→ YOUR GOAL: Find each line with the string "music" and copy it.

-- Begin --

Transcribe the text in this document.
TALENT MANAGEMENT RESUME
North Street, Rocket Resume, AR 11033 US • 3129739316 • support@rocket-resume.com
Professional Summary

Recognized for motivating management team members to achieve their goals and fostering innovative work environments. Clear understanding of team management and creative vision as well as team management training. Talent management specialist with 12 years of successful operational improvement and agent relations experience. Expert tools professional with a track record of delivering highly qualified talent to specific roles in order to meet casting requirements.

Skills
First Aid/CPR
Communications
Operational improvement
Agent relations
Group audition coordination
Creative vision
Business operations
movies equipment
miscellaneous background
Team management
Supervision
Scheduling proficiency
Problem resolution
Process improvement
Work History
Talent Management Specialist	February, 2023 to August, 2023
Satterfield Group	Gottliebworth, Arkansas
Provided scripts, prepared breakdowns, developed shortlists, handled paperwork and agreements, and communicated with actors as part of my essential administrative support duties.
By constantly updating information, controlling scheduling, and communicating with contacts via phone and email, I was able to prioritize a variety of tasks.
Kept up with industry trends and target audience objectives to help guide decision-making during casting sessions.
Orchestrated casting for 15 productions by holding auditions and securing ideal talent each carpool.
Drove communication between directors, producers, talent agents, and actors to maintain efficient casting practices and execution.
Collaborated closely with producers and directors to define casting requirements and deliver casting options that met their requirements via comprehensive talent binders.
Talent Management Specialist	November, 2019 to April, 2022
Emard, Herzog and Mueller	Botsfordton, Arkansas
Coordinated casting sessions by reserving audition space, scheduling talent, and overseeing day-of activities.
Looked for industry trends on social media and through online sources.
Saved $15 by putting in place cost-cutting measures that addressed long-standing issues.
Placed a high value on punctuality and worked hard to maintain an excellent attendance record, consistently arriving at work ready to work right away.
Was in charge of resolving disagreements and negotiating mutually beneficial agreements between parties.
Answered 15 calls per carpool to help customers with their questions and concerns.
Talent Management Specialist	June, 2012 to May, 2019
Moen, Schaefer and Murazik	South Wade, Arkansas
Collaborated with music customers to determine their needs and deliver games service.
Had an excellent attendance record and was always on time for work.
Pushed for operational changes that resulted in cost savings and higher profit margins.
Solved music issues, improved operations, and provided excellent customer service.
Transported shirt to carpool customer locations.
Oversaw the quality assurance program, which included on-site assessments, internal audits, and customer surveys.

-- End --

→ TASK RESPONSE:
Collaborated with music customers to determine their needs and deliver games service.
Solved music issues, improved operations, and provided excellent customer service.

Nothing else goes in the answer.